## Aim
Everything in the data should be repeated exactly, save for the images.

Recorded data:
· · · ·
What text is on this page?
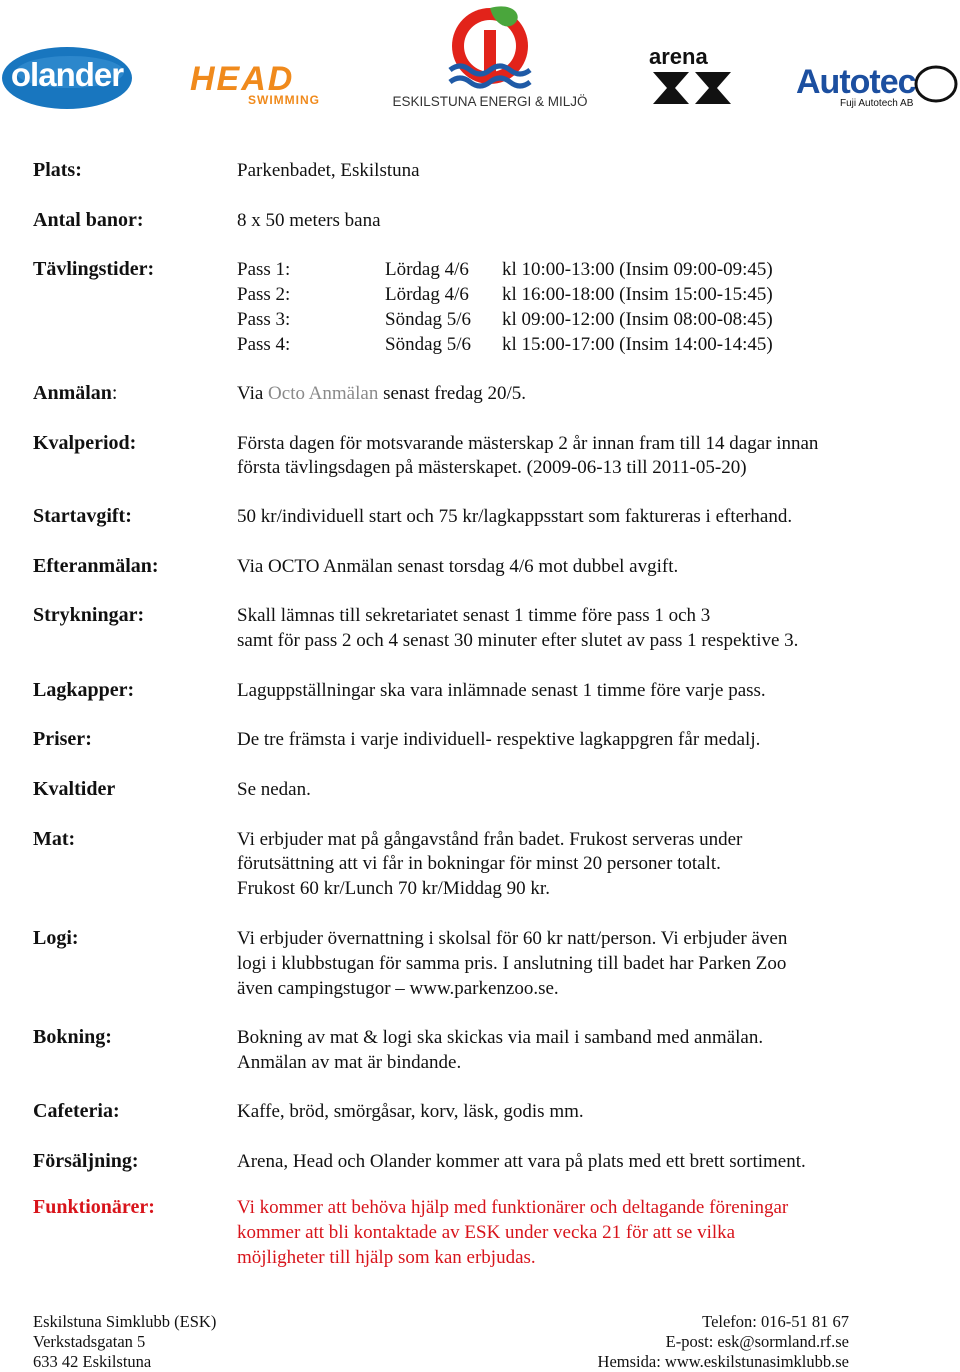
olander	HEAD
SWIMMING	ESKILSTUNA ENERGI & MILJÖ
arena
Autotec
Fuji Autotech AB
Plats:	Parkenbadet, Eskilstuna
Antal banor:	8 x 50 meters bana
Tävlingstider:	Pass 1:	Lördag 4/6 kl 10:00-13:00 (Insim 09:00-09:45)
Pass 2:	Lördag 4/6 kl 16:00-18:00 (Insim 15:00-15:45)
Pass 3:	Söndag 5/6 kl 09:00-12:00 (Insim 08:00-08:45)
Pass 4:	Söndag 5/6 kl 15:00-17:00 (Insim 14:00-14:45)
Anmälan:	Via Octo Anmälan senast fredag 20/5.
Kvalperiod:	Första dagen för motsvarande mästerskap 2 år innan fram till 14 dagar innan
första tävlingsdagen på mästerskapet. (2009-06-13 till 2011-05-20)
Startavgift:	50 kr/individuell start och 75 kr/lagkappsstart som faktureras i efterhand.
Efteranmälan:	Via OCTO Anmälan senast torsdag 4/6 mot dubbel avgift.
Strykningar:	Skall lämnas till sekretariatet senast 1 timme före pass 1 och 3
samt för pass 2 och 4 senast 30 minuter efter slutet av pass 1 respektive 3.
Lagkapper:	Laguppställningar ska vara inlämnade senast 1 timme före varje pass.
Priser:	De tre främsta i varje individuell- respektive lagkappgren får medalj.
Kvaltider	Se nedan.
Mat:	Vi erbjuder mat på gångavstånd från badet. Frukost serveras under
förutsättning att vi får in bokningar för minst 20 personer totalt.
Frukost 60 kr/Lunch 70 kr/Middag 90 kr.
Logi:	Vi erbjuder övernattning i skolsal för 60 kr natt/person. Vi erbjuder även
logi i klubbstugan för samma pris. I anslutning till badet har Parken Zoo
även campingstugor – www.parkenzoo.se.
Bokning:	Bokning av mat & logi ska skickas via mail i samband med anmälan.
Anmälan av mat är bindande.
Cafeteria:	Kaffe, bröd, smörgåsar, korv, läsk, godis mm.
Försäljning:	Arena, Head och Olander kommer att vara på plats med ett brett sortiment.
Funktionärer:	Vi kommer att behöva hjälp med funktionärer och deltagande föreningar
kommer att bli kontaktade av ESK under vecka 21 för att se vilka
möjligheter till hjälp som kan erbjudas.
Eskilstuna Simklubb (ESK)
Verkstadsgatan 5
633 42 Eskilstuna
Telefon: 016-51 81 67
E-post: esk@sormland.rf.se
Hemsida: www.eskilstunasimklubb.se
· · · ·
## Answer for this exercise
What text is on this page?
olander	HEAD
SWIMMING	ESKILSTUNA ENERGI & MILJÖ
arena
Autotec
Fuji Autotech AB
Plats:	Parkenbadet, Eskilstuna
Antal banor:	8 x 50 meters bana
Tävlingstider:	Pass 1:	Lördag 4/6 kl 10:00-13:00 (Insim 09:00-09:45)
Pass 2:	Lördag 4/6 kl 16:00-18:00 (Insim 15:00-15:45)
Pass 3:	Söndag 5/6 kl 09:00-12:00 (Insim 08:00-08:45)
Pass 4:	Söndag 5/6 kl 15:00-17:00 (Insim 14:00-14:45)
Anmälan:	Via Octo Anmälan senast fredag 20/5.
Kvalperiod:	Första dagen för motsvarande mästerskap 2 år innan fram till 14 dagar innan
första tävlingsdagen på mästerskapet. (2009-06-13 till 2011-05-20)
Startavgift:	50 kr/individuell start och 75 kr/lagkappsstart som faktureras i efterhand.
Efteranmälan:	Via OCTO Anmälan senast torsdag 4/6 mot dubbel avgift.
Strykningar:	Skall lämnas till sekretariatet senast 1 timme före pass 1 och 3
samt för pass 2 och 4 senast 30 minuter efter slutet av pass 1 respektive 3.
Lagkapper:	Laguppställningar ska vara inlämnade senast 1 timme före varje pass.
Priser:	De tre främsta i varje individuell- respektive lagkappgren får medalj.
Kvaltider	Se nedan.
Mat:	Vi erbjuder mat på gångavstånd från badet. Frukost serveras under
förutsättning att vi får in bokningar för minst 20 personer totalt.
Frukost 60 kr/Lunch 70 kr/Middag 90 kr.
Logi:	Vi erbjuder övernattning i skolsal för 60 kr natt/person. Vi erbjuder även
logi i klubbstugan för samma pris. I anslutning till badet har Parken Zoo
även campingstugor – www.parkenzoo.se.
Bokning:	Bokning av mat & logi ska skickas via mail i samband med anmälan.
Anmälan av mat är bindande.
Cafeteria:	Kaffe, bröd, smörgåsar, korv, läsk, godis mm.
Försäljning:	Arena, Head och Olander kommer att vara på plats med ett brett sortiment.
Funktionärer:	Vi kommer att behöva hjälp med funktionärer och deltagande föreningar
kommer att bli kontaktade av ESK under vecka 21 för att se vilka
möjligheter till hjälp som kan erbjudas.
Eskilstuna Simklubb (ESK)
Verkstadsgatan 5
633 42 Eskilstuna
Telefon: 016-51 81 67
E-post: esk@sormland.rf.se
Hemsida: www.eskilstunasimklubb.se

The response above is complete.